===== DATA PROVIDED
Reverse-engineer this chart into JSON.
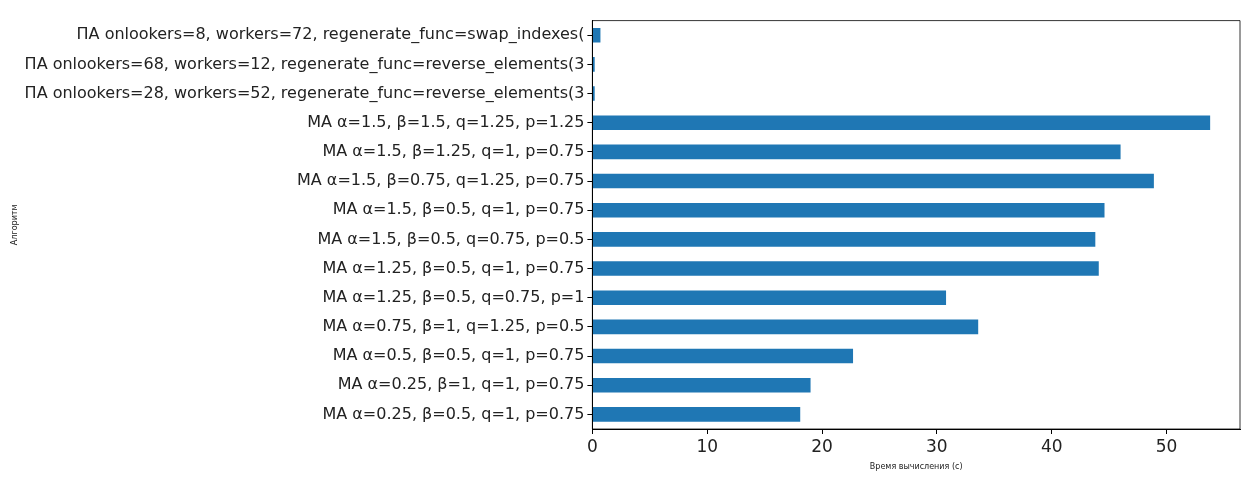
{
  "chart_data": {
    "type": "bar",
    "orientation": "horizontal",
    "xlabel": "Время вычисления (с)",
    "ylabel": "Алгоритм",
    "categories": [
      "ПА onlookers=8, workers=72, regenerate_func=swap_indexes(",
      "ПА onlookers=68, workers=12, regenerate_func=reverse_elements(3",
      "ПА onlookers=28, workers=52, regenerate_func=reverse_elements(3",
      "MA α=1.5, β=1.5, q=1.25, p=1.25",
      "MA α=1.5, β=1.25, q=1, p=0.75",
      "MA α=1.5, β=0.75, q=1.25, p=0.75",
      "MA α=1.5, β=0.5, q=1, p=0.75",
      "MA α=1.5, β=0.5, q=0.75, p=0.5",
      "MA α=1.25, β=0.5, q=1, p=0.75",
      "MA α=1.25, β=0.5, q=0.75, p=1",
      "MA α=0.75, β=1, q=1.25, p=0.5",
      "MA α=0.5, β=0.5, q=1, p=0.75",
      "MA α=0.25, β=1, q=1, p=0.75",
      "MA α=0.25, β=0.5, q=1, p=0.75"
    ],
    "values": [
      0.7,
      0.2,
      0.2,
      53.8,
      46.0,
      48.9,
      44.6,
      43.8,
      44.1,
      30.8,
      33.6,
      22.7,
      19.0,
      18.1
    ],
    "color": "#1f77b4",
    "xlim": [
      0,
      56.4
    ],
    "xticks": [
      0,
      10,
      20,
      30,
      40,
      50
    ],
    "grid": false,
    "legend": false
  }
}
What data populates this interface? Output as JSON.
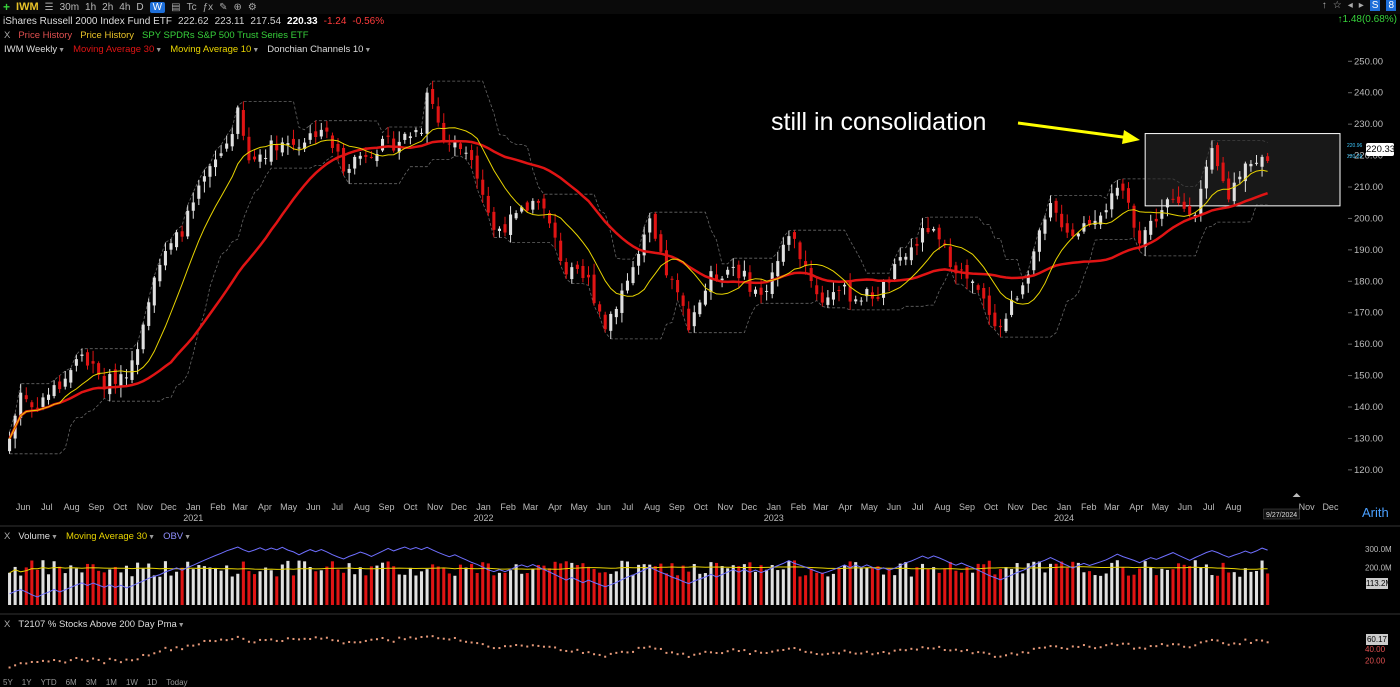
{
  "toolbar": {
    "symbol": "IWM",
    "timeframes": [
      "30m",
      "1h",
      "2h",
      "4h",
      "D",
      "W"
    ],
    "active_timeframe": "W",
    "extras": [
      "Tc",
      "ƒx"
    ],
    "right_icons": [
      "↑",
      "☆",
      "S",
      "8"
    ]
  },
  "quote": {
    "name": "iShares Russell 2000 Index Fund ETF",
    "open": "222.62",
    "high": "223.11",
    "low": "217.54",
    "last": "220.33",
    "change": "-1.24",
    "change_pct": "-0.56%",
    "day_change": "↑1.48(0.68%)"
  },
  "compare_row": {
    "x": "X",
    "items": [
      "Price History",
      "Price History",
      "SPY SPDRs S&P 500 Trust Series ETF"
    ]
  },
  "price_legend": {
    "items": [
      "IWM Weekly",
      "Moving Average 30",
      "Moving Average 10",
      "Donchian Channels 10"
    ]
  },
  "volume_legend": {
    "x": "X",
    "items": [
      "Volume",
      "Moving Average 30",
      "OBV"
    ]
  },
  "t2107_legend": {
    "x": "X",
    "items": [
      "T2107 % Stocks Above 200 Day Pma"
    ]
  },
  "annotation": "still in consolidation",
  "arith_label": "Arith",
  "price_badge": "220.33",
  "small_badges": [
    "220.96",
    "220.29"
  ],
  "volume_badge": "113.2M",
  "volume_axis": [
    "300.0M",
    "200.0M"
  ],
  "t2107_badge": "60.17",
  "t2107_axis": [
    "40.00",
    "20.00"
  ],
  "date_badge": "9/27/2024",
  "range_buttons": [
    "5Y",
    "1Y",
    "YTD",
    "6M",
    "3M",
    "1M",
    "1W",
    "1D",
    "Today"
  ],
  "colors": {
    "up": "#e0e0e0",
    "down": "#e01414",
    "ma30": "#e01414",
    "ma10": "#e8d400",
    "obv": "#6f6fff",
    "donchian": "#666666",
    "annot_arrow": "#ffff00"
  },
  "chart_data": {
    "type": "candlestick",
    "timeframe": "weekly",
    "ylim": [
      112,
      252
    ],
    "yticks": [
      120,
      130,
      140,
      150,
      160,
      170,
      180,
      190,
      200,
      210,
      220,
      230,
      240,
      250
    ],
    "x_labels": [
      {
        "date": "2020-06",
        "label": "Jun"
      },
      {
        "date": "2020-07",
        "label": "Jul"
      },
      {
        "date": "2020-08",
        "label": "Aug"
      },
      {
        "date": "2020-09",
        "label": "Sep"
      },
      {
        "date": "2020-10",
        "label": "Oct"
      },
      {
        "date": "2020-11",
        "label": "Nov"
      },
      {
        "date": "2020-12",
        "label": "Dec"
      },
      {
        "date": "2021-01",
        "label": "Jan",
        "year": "2021"
      },
      {
        "date": "2021-02",
        "label": "Feb"
      },
      {
        "date": "2021-03",
        "label": "Mar"
      },
      {
        "date": "2021-04",
        "label": "Apr"
      },
      {
        "date": "2021-05",
        "label": "May"
      },
      {
        "date": "2021-06",
        "label": "Jun"
      },
      {
        "date": "2021-07",
        "label": "Jul"
      },
      {
        "date": "2021-08",
        "label": "Aug"
      },
      {
        "date": "2021-09",
        "label": "Sep"
      },
      {
        "date": "2021-10",
        "label": "Oct"
      },
      {
        "date": "2021-11",
        "label": "Nov"
      },
      {
        "date": "2021-12",
        "label": "Dec"
      },
      {
        "date": "2022-01",
        "label": "Jan",
        "year": "2022"
      },
      {
        "date": "2022-02",
        "label": "Feb"
      },
      {
        "date": "2022-03",
        "label": "Mar"
      },
      {
        "date": "2022-04",
        "label": "Apr"
      },
      {
        "date": "2022-05",
        "label": "May"
      },
      {
        "date": "2022-06",
        "label": "Jun"
      },
      {
        "date": "2022-07",
        "label": "Jul"
      },
      {
        "date": "2022-08",
        "label": "Aug"
      },
      {
        "date": "2022-09",
        "label": "Sep"
      },
      {
        "date": "2022-10",
        "label": "Oct"
      },
      {
        "date": "2022-11",
        "label": "Nov"
      },
      {
        "date": "2022-12",
        "label": "Dec"
      },
      {
        "date": "2023-01",
        "label": "Jan",
        "year": "2023"
      },
      {
        "date": "2023-02",
        "label": "Feb"
      },
      {
        "date": "2023-03",
        "label": "Mar"
      },
      {
        "date": "2023-04",
        "label": "Apr"
      },
      {
        "date": "2023-05",
        "label": "May"
      },
      {
        "date": "2023-06",
        "label": "Jun"
      },
      {
        "date": "2023-07",
        "label": "Jul"
      },
      {
        "date": "2023-08",
        "label": "Aug"
      },
      {
        "date": "2023-09",
        "label": "Sep"
      },
      {
        "date": "2023-10",
        "label": "Oct"
      },
      {
        "date": "2023-11",
        "label": "Nov"
      },
      {
        "date": "2023-12",
        "label": "Dec"
      },
      {
        "date": "2024-01",
        "label": "Jan",
        "year": "2024"
      },
      {
        "date": "2024-02",
        "label": "Feb"
      },
      {
        "date": "2024-03",
        "label": "Mar"
      },
      {
        "date": "2024-04",
        "label": "Apr"
      },
      {
        "date": "2024-05",
        "label": "May"
      },
      {
        "date": "2024-06",
        "label": "Jun"
      },
      {
        "date": "2024-07",
        "label": "Jul"
      },
      {
        "date": "2024-08",
        "label": "Aug"
      },
      {
        "date": "2024-11",
        "label": "Nov"
      },
      {
        "date": "2024-12",
        "label": "Dec"
      }
    ],
    "close_anchors": [
      [
        "2020-05-29",
        130
      ],
      [
        "2020-06-12",
        145
      ],
      [
        "2020-06-26",
        140
      ],
      [
        "2020-07-31",
        147
      ],
      [
        "2020-08-28",
        157
      ],
      [
        "2020-09-25",
        147
      ],
      [
        "2020-10-30",
        153
      ],
      [
        "2020-11-27",
        183
      ],
      [
        "2020-12-31",
        196
      ],
      [
        "2021-01-29",
        212
      ],
      [
        "2021-02-26",
        224
      ],
      [
        "2021-03-12",
        233
      ],
      [
        "2021-03-26",
        218
      ],
      [
        "2021-04-30",
        224
      ],
      [
        "2021-05-28",
        224
      ],
      [
        "2021-06-25",
        229
      ],
      [
        "2021-07-23",
        217
      ],
      [
        "2021-08-27",
        222
      ],
      [
        "2021-09-24",
        224
      ],
      [
        "2021-10-29",
        229
      ],
      [
        "2021-11-05",
        242
      ],
      [
        "2021-11-26",
        225
      ],
      [
        "2021-12-31",
        221
      ],
      [
        "2022-01-28",
        196
      ],
      [
        "2022-02-25",
        200
      ],
      [
        "2022-03-25",
        207
      ],
      [
        "2022-04-29",
        183
      ],
      [
        "2022-05-27",
        180
      ],
      [
        "2022-06-17",
        166
      ],
      [
        "2022-07-29",
        188
      ],
      [
        "2022-08-12",
        198
      ],
      [
        "2022-08-26",
        187
      ],
      [
        "2022-09-30",
        167
      ],
      [
        "2022-10-28",
        181
      ],
      [
        "2022-11-25",
        185
      ],
      [
        "2022-12-30",
        175
      ],
      [
        "2023-01-27",
        190
      ],
      [
        "2023-02-03",
        196
      ],
      [
        "2023-02-24",
        185
      ],
      [
        "2023-03-17",
        173
      ],
      [
        "2023-03-31",
        178
      ],
      [
        "2023-04-28",
        175
      ],
      [
        "2023-05-26",
        176
      ],
      [
        "2023-06-30",
        188
      ],
      [
        "2023-07-28",
        197
      ],
      [
        "2023-08-25",
        187
      ],
      [
        "2023-09-29",
        176
      ],
      [
        "2023-10-27",
        165
      ],
      [
        "2023-11-24",
        180
      ],
      [
        "2023-12-29",
        203
      ],
      [
        "2024-01-26",
        195
      ],
      [
        "2024-02-23",
        201
      ],
      [
        "2024-03-29",
        209
      ],
      [
        "2024-04-19",
        194
      ],
      [
        "2024-05-24",
        205
      ],
      [
        "2024-06-28",
        203
      ],
      [
        "2024-07-19",
        220
      ],
      [
        "2024-08-09",
        207
      ],
      [
        "2024-08-30",
        219
      ],
      [
        "2024-09-13",
        217
      ],
      [
        "2024-09-27",
        220
      ]
    ],
    "series": [
      {
        "name": "Moving Average 30",
        "type": "line"
      },
      {
        "name": "Moving Average 10",
        "type": "line"
      },
      {
        "name": "Donchian Channels 10",
        "type": "band"
      }
    ],
    "consolidation_box": {
      "x_start": "2024-04-26",
      "x_end": "2024-12-27",
      "y_low": 204,
      "y_high": 227
    },
    "volume": {
      "ylim": [
        0,
        320
      ],
      "ticks": [
        300,
        200
      ],
      "unit": "M",
      "last": 113.2,
      "approx_level": 190
    },
    "t2107": {
      "ylim": [
        0,
        70
      ],
      "ticks": [
        40,
        20
      ],
      "last": 60.17
    }
  }
}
==========
**WHAT THE TASK REQUIRES**: Gather all lines of the records that include the word "this".

**CORRECT RESPONSE**:
Reverse-engineer this chart into JSON.
What data populates this interface? Output as JSON.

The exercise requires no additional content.